Output every record below exactly as it appears.

** start Recorded information **

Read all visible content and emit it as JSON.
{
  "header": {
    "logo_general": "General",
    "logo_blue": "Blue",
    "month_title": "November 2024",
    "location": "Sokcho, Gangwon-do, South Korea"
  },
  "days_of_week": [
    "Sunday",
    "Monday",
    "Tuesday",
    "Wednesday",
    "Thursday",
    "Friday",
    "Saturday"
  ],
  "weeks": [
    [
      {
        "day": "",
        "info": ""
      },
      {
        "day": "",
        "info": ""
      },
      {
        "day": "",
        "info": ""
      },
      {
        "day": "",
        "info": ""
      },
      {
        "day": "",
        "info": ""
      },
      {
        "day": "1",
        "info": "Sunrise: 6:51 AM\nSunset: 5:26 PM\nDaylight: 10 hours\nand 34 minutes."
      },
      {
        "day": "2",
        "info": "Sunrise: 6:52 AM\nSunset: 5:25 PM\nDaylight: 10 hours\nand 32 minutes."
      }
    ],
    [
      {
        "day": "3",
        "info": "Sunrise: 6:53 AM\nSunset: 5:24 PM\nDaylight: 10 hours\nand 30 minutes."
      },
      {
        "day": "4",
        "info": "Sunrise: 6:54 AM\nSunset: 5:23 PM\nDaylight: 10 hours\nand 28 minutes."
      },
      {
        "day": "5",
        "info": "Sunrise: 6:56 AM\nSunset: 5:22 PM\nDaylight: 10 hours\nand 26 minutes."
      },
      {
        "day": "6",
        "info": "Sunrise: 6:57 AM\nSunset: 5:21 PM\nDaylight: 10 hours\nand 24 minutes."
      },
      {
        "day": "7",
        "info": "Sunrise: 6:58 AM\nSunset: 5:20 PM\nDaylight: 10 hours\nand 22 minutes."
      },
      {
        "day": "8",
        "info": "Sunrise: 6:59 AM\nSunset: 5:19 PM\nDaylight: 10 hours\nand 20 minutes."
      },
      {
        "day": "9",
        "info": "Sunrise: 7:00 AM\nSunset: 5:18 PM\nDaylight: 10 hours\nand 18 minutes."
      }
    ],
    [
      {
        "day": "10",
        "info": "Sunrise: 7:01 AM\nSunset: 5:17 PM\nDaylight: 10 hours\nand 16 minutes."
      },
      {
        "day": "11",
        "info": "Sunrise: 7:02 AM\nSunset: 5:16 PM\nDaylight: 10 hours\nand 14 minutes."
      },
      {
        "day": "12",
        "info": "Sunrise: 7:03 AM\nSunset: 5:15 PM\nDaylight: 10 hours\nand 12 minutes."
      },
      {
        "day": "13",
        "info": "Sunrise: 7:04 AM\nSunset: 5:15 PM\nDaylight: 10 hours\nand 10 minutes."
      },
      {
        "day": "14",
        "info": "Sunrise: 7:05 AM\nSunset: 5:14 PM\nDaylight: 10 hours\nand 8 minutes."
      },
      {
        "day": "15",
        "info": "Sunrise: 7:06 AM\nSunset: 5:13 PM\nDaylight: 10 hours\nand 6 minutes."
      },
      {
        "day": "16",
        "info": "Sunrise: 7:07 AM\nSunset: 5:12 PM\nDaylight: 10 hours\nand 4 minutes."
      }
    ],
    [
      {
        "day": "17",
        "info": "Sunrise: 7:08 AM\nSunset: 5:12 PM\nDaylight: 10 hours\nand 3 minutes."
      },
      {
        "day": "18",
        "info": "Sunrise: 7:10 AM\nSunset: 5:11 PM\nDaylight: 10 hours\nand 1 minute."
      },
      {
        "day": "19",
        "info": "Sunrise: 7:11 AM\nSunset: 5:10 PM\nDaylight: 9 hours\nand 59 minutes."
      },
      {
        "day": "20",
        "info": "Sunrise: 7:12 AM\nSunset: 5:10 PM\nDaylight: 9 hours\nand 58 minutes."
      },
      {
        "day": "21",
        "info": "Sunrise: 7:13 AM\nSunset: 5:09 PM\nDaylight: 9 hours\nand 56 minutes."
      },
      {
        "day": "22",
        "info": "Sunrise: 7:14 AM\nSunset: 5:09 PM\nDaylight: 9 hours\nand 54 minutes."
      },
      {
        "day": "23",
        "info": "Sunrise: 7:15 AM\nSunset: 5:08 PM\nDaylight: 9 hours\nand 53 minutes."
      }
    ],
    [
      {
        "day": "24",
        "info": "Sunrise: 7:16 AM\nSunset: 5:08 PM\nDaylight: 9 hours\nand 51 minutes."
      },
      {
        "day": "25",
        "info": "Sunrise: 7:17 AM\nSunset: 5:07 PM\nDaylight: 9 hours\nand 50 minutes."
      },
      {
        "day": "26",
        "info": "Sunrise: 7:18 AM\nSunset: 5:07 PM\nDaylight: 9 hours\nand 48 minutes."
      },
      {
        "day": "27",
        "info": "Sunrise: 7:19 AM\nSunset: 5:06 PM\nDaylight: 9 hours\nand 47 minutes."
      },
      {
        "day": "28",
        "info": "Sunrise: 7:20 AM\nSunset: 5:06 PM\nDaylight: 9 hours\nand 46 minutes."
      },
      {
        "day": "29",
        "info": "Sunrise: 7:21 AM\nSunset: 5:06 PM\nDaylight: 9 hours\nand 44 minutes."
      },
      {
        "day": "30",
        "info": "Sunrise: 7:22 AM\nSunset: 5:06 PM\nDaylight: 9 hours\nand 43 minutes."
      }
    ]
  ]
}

** end Recorded information **

▶ **The completed task**
Read all visible content and emit it as JSON.
{
  "header": {
    "logo_general": "General",
    "logo_blue": "Blue",
    "month_title": "November 2024",
    "location": "Sokcho, Gangwon-do, South Korea"
  },
  "days_of_week": [
    "Sunday",
    "Monday",
    "Tuesday",
    "Wednesday",
    "Thursday",
    "Friday",
    "Saturday"
  ],
  "weeks": [
    [
      {
        "day": "",
        "info": ""
      },
      {
        "day": "",
        "info": ""
      },
      {
        "day": "",
        "info": ""
      },
      {
        "day": "",
        "info": ""
      },
      {
        "day": "",
        "info": ""
      },
      {
        "day": "1",
        "info": "Sunrise: 6:51 AM\nSunset: 5:26 PM\nDaylight: 10 hours\nand 34 minutes."
      },
      {
        "day": "2",
        "info": "Sunrise: 6:52 AM\nSunset: 5:25 PM\nDaylight: 10 hours\nand 32 minutes."
      }
    ],
    [
      {
        "day": "3",
        "info": "Sunrise: 6:53 AM\nSunset: 5:24 PM\nDaylight: 10 hours\nand 30 minutes."
      },
      {
        "day": "4",
        "info": "Sunrise: 6:54 AM\nSunset: 5:23 PM\nDaylight: 10 hours\nand 28 minutes."
      },
      {
        "day": "5",
        "info": "Sunrise: 6:56 AM\nSunset: 5:22 PM\nDaylight: 10 hours\nand 26 minutes."
      },
      {
        "day": "6",
        "info": "Sunrise: 6:57 AM\nSunset: 5:21 PM\nDaylight: 10 hours\nand 24 minutes."
      },
      {
        "day": "7",
        "info": "Sunrise: 6:58 AM\nSunset: 5:20 PM\nDaylight: 10 hours\nand 22 minutes."
      },
      {
        "day": "8",
        "info": "Sunrise: 6:59 AM\nSunset: 5:19 PM\nDaylight: 10 hours\nand 20 minutes."
      },
      {
        "day": "9",
        "info": "Sunrise: 7:00 AM\nSunset: 5:18 PM\nDaylight: 10 hours\nand 18 minutes."
      }
    ],
    [
      {
        "day": "10",
        "info": "Sunrise: 7:01 AM\nSunset: 5:17 PM\nDaylight: 10 hours\nand 16 minutes."
      },
      {
        "day": "11",
        "info": "Sunrise: 7:02 AM\nSunset: 5:16 PM\nDaylight: 10 hours\nand 14 minutes."
      },
      {
        "day": "12",
        "info": "Sunrise: 7:03 AM\nSunset: 5:15 PM\nDaylight: 10 hours\nand 12 minutes."
      },
      {
        "day": "13",
        "info": "Sunrise: 7:04 AM\nSunset: 5:15 PM\nDaylight: 10 hours\nand 10 minutes."
      },
      {
        "day": "14",
        "info": "Sunrise: 7:05 AM\nSunset: 5:14 PM\nDaylight: 10 hours\nand 8 minutes."
      },
      {
        "day": "15",
        "info": "Sunrise: 7:06 AM\nSunset: 5:13 PM\nDaylight: 10 hours\nand 6 minutes."
      },
      {
        "day": "16",
        "info": "Sunrise: 7:07 AM\nSunset: 5:12 PM\nDaylight: 10 hours\nand 4 minutes."
      }
    ],
    [
      {
        "day": "17",
        "info": "Sunrise: 7:08 AM\nSunset: 5:12 PM\nDaylight: 10 hours\nand 3 minutes."
      },
      {
        "day": "18",
        "info": "Sunrise: 7:10 AM\nSunset: 5:11 PM\nDaylight: 10 hours\nand 1 minute."
      },
      {
        "day": "19",
        "info": "Sunrise: 7:11 AM\nSunset: 5:10 PM\nDaylight: 9 hours\nand 59 minutes."
      },
      {
        "day": "20",
        "info": "Sunrise: 7:12 AM\nSunset: 5:10 PM\nDaylight: 9 hours\nand 58 minutes."
      },
      {
        "day": "21",
        "info": "Sunrise: 7:13 AM\nSunset: 5:09 PM\nDaylight: 9 hours\nand 56 minutes."
      },
      {
        "day": "22",
        "info": "Sunrise: 7:14 AM\nSunset: 5:09 PM\nDaylight: 9 hours\nand 54 minutes."
      },
      {
        "day": "23",
        "info": "Sunrise: 7:15 AM\nSunset: 5:08 PM\nDaylight: 9 hours\nand 53 minutes."
      }
    ],
    [
      {
        "day": "24",
        "info": "Sunrise: 7:16 AM\nSunset: 5:08 PM\nDaylight: 9 hours\nand 51 minutes."
      },
      {
        "day": "25",
        "info": "Sunrise: 7:17 AM\nSunset: 5:07 PM\nDaylight: 9 hours\nand 50 minutes."
      },
      {
        "day": "26",
        "info": "Sunrise: 7:18 AM\nSunset: 5:07 PM\nDaylight: 9 hours\nand 48 minutes."
      },
      {
        "day": "27",
        "info": "Sunrise: 7:19 AM\nSunset: 5:06 PM\nDaylight: 9 hours\nand 47 minutes."
      },
      {
        "day": "28",
        "info": "Sunrise: 7:20 AM\nSunset: 5:06 PM\nDaylight: 9 hours\nand 46 minutes."
      },
      {
        "day": "29",
        "info": "Sunrise: 7:21 AM\nSunset: 5:06 PM\nDaylight: 9 hours\nand 44 minutes."
      },
      {
        "day": "30",
        "info": "Sunrise: 7:22 AM\nSunset: 5:06 PM\nDaylight: 9 hours\nand 43 minutes."
      }
    ]
  ]
}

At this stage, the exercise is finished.